** start **

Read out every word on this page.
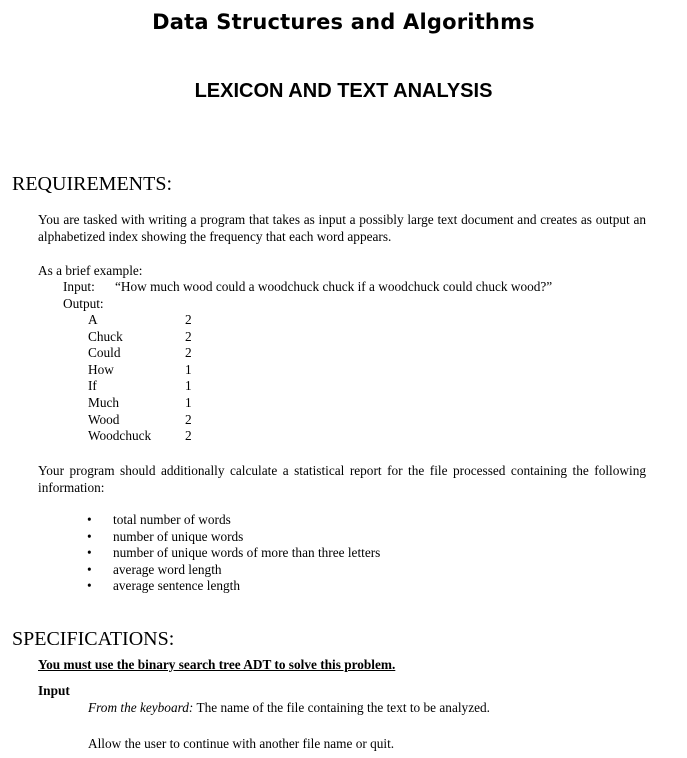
Data Structures and Algorithms
LEXICON AND TEXT ANALYSIS
REQUIREMENTS:

You are tasked with writing a program that takes as input a possibly large text document and creates as output an alphabetized index showing the frequency that each word appears.

As a brief example:
Input: “How much wood could a woodchuck chuck if a woodchuck could chuck wood?”
Output:
A	2
Chuck	2
Could	2
How	1
If	1
Much	1
Wood	2
Woodchuck	2

Your program should additionally calculate a statistical report for the file processed containing the following information:

• total number of words
• number of unique words
• number of unique words of more than three letters
• average word length
• average sentence length
SPECIFICATIONS:
You must use the binary search tree ADT to solve this problem.
Input
From the keyboard: The name of the file containing the text to be analyzed.
Allow the user to continue with another file name or quit.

** end **

→ WORK INSTRUCTIONS
Your copy should repeat each entry above exactly but contain no pictures.

→ THE RESULT
Read out every word on this page.
Data Structures and Algorithms
LEXICON AND TEXT ANALYSIS
REQUIREMENTS:

You are tasked with writing a program that takes as input a possibly large text document and creates as output an alphabetized index showing the frequency that each word appears.

As a brief example:
Input: “How much wood could a woodchuck chuck if a woodchuck could chuck wood?”
Output:
A	2
Chuck	2
Could	2
How	1
If	1
Much	1
Wood	2
Woodchuck	2

Your program should additionally calculate a statistical report for the file processed containing the following information:

• total number of words
• number of unique words
• number of unique words of more than three letters
• average word length
• average sentence length
SPECIFICATIONS:
You must use the binary search tree ADT to solve this problem.
Input
From the keyboard: The name of the file containing the text to be analyzed.
Allow the user to continue with another file name or quit.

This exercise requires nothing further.